State the number of lines in the material below that have "Visoka" in them, without any other text.

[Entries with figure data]
** begin **
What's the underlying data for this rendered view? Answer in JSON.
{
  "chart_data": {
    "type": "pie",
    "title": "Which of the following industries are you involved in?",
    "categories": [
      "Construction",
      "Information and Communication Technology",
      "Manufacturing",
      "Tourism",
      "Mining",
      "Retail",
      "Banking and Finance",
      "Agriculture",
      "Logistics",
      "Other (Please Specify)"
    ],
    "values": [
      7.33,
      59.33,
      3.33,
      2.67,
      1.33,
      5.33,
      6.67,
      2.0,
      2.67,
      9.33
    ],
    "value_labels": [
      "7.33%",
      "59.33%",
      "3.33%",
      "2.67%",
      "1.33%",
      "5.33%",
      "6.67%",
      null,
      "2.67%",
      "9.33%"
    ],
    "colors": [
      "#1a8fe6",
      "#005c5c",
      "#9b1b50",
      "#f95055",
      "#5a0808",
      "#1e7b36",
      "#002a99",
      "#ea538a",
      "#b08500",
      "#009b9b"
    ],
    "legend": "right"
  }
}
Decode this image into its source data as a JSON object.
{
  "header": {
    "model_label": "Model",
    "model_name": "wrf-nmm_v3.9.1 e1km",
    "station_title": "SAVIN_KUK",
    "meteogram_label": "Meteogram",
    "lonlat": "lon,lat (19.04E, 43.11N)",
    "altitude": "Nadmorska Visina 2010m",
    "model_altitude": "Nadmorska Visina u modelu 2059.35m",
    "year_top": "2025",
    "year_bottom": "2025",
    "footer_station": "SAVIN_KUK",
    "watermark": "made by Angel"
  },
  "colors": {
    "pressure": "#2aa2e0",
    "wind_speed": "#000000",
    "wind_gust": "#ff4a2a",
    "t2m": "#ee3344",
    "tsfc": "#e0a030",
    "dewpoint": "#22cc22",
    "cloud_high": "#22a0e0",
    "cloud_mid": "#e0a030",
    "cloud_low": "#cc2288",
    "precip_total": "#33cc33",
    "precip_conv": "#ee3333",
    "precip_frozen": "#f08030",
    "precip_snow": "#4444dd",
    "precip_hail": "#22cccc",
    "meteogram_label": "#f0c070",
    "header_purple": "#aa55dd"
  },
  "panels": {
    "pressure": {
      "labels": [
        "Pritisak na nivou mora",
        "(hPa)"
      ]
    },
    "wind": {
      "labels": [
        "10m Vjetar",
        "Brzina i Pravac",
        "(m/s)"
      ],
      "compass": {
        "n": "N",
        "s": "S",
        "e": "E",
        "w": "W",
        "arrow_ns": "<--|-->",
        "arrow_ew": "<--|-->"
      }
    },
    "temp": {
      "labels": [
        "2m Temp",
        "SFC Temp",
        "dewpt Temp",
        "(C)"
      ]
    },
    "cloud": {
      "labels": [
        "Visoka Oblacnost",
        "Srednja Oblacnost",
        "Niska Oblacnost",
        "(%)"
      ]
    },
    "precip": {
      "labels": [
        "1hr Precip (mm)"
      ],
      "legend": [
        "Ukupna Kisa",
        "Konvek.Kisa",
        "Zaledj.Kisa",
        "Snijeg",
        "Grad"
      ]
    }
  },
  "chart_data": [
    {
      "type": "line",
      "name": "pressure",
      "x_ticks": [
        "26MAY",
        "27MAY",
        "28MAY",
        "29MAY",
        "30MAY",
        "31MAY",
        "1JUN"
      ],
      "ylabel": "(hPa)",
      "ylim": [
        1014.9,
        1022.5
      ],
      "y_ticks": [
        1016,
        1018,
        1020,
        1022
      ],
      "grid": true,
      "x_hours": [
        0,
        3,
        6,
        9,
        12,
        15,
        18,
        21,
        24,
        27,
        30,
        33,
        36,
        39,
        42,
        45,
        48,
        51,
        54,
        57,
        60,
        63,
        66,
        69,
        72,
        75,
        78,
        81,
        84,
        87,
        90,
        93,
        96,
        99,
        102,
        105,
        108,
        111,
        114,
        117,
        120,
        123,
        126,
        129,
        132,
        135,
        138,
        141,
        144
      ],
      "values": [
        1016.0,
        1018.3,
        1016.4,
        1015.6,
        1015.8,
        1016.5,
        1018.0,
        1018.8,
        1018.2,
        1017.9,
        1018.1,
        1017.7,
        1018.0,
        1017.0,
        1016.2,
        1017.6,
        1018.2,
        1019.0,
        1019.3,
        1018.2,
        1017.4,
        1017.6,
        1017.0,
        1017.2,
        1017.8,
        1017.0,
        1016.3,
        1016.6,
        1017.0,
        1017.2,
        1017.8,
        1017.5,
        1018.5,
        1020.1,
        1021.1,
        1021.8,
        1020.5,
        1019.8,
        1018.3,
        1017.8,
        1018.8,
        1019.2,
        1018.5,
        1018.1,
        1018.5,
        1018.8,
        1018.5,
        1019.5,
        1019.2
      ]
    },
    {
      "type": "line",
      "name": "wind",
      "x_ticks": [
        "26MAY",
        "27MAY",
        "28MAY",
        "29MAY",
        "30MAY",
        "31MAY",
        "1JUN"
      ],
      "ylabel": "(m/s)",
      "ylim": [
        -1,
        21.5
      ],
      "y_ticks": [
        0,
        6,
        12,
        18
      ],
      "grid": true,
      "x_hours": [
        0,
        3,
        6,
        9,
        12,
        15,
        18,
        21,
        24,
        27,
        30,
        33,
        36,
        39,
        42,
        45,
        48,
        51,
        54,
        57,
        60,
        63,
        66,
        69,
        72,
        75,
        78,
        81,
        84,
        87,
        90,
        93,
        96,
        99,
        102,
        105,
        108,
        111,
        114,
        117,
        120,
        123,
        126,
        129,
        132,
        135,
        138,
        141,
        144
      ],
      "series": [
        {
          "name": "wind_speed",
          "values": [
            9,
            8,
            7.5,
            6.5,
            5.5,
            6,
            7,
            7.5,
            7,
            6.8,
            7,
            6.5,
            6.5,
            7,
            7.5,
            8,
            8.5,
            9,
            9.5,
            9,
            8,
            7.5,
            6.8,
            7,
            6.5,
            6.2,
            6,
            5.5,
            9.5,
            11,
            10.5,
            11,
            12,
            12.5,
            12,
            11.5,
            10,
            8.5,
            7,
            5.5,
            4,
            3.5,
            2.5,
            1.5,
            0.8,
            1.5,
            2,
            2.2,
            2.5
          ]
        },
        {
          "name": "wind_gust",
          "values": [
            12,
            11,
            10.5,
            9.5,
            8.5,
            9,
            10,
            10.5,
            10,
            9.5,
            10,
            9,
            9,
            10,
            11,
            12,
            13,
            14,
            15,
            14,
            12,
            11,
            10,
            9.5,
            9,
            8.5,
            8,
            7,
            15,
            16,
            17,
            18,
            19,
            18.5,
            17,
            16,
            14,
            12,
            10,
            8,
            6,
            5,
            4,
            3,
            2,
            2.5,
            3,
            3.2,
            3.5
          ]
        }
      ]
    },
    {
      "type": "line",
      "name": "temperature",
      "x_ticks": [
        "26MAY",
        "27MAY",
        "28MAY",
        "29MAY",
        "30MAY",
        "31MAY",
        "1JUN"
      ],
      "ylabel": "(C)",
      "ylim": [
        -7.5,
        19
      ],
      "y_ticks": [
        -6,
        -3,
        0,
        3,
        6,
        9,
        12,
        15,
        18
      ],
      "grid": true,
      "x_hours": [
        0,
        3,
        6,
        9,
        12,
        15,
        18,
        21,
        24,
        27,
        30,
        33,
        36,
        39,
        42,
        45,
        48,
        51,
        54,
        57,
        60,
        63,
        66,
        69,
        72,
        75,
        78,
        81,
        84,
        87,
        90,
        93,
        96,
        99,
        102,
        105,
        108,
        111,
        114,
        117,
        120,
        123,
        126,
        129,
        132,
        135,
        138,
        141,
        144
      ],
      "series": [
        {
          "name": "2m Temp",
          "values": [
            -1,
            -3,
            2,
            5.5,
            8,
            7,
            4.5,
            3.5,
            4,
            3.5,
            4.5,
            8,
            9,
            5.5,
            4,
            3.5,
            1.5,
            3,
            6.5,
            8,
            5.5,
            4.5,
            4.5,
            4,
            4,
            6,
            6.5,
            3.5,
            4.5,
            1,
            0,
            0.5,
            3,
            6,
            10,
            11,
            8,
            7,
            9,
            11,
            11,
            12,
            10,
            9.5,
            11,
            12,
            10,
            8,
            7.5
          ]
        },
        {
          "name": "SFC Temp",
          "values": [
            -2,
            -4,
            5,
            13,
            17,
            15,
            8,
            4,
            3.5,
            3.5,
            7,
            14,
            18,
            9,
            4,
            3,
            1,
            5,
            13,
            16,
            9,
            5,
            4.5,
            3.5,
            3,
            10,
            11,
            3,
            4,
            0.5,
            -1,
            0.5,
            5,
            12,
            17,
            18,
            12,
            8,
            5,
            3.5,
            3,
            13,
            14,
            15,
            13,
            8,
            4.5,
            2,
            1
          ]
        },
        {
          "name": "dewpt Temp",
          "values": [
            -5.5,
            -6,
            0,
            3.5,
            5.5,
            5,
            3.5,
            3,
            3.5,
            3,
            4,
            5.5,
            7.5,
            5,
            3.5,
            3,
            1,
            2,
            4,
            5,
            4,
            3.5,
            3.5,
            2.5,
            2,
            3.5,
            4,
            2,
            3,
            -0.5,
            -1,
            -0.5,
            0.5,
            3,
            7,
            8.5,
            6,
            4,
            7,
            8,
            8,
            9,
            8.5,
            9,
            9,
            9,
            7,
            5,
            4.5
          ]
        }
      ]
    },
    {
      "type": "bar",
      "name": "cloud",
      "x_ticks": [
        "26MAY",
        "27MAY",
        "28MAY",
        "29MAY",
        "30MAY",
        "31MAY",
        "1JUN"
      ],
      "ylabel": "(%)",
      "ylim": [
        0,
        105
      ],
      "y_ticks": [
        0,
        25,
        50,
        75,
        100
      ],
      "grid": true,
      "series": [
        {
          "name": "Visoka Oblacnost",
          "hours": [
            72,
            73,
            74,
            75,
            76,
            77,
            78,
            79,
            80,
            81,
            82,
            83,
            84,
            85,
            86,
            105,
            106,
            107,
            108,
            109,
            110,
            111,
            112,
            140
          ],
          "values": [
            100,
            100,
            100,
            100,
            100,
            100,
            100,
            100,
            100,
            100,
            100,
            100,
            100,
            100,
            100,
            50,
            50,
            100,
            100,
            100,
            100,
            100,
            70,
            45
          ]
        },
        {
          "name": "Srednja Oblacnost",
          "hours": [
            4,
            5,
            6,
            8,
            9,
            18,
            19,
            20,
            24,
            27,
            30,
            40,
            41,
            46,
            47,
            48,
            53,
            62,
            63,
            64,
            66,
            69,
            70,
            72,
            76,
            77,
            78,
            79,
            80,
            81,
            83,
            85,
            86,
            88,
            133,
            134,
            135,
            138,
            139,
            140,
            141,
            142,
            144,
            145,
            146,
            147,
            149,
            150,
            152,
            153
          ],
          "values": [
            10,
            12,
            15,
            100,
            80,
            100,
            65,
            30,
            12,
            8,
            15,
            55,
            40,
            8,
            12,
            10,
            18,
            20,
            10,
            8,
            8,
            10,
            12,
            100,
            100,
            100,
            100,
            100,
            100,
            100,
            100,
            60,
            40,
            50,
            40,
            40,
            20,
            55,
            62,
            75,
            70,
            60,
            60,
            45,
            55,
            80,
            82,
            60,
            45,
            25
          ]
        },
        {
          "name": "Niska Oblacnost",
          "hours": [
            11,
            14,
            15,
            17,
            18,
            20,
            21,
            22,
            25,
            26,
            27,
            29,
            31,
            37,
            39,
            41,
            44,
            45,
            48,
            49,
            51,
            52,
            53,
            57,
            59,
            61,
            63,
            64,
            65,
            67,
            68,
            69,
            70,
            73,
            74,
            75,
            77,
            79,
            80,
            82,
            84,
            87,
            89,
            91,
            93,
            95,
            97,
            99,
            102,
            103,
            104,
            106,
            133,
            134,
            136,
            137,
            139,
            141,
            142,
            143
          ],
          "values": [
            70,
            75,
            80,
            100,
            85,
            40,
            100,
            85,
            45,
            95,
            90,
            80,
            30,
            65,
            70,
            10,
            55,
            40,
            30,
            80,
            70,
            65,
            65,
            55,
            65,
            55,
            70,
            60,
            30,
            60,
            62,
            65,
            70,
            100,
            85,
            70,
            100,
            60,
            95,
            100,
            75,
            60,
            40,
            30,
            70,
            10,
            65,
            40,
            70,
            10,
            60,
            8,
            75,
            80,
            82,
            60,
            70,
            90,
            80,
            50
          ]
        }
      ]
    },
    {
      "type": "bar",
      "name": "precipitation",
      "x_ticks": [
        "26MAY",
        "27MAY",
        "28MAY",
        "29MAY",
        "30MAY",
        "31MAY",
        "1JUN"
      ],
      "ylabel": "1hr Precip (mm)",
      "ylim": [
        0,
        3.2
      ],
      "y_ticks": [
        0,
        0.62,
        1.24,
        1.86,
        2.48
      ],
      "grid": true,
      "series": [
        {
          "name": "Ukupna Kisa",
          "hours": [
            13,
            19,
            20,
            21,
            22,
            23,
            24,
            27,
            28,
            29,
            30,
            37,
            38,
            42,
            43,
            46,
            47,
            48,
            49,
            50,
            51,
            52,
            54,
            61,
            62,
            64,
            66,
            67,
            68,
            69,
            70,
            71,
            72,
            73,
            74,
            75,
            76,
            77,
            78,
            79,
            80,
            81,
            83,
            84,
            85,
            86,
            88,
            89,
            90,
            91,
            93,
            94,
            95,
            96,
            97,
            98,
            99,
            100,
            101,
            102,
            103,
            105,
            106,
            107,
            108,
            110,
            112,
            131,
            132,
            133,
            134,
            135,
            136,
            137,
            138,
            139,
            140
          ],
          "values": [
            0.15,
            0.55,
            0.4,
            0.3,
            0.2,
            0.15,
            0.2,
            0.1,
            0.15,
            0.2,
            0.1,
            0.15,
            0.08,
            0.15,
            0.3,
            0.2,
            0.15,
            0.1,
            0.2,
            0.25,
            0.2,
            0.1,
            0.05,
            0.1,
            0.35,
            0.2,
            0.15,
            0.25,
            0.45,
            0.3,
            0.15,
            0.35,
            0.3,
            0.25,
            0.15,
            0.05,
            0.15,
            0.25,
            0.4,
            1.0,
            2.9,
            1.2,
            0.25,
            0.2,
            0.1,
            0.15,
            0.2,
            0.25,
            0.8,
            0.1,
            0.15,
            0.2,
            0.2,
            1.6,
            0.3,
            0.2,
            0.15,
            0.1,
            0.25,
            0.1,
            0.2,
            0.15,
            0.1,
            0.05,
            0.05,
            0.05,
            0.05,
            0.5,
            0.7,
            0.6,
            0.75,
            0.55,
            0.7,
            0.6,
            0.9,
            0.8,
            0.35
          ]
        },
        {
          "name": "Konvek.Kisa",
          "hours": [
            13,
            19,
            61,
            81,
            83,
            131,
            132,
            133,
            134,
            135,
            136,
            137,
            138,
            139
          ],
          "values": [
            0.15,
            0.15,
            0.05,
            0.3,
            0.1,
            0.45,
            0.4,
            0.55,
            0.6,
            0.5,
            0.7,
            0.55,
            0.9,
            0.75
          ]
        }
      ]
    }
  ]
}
** end **
● **Correct answer**: 2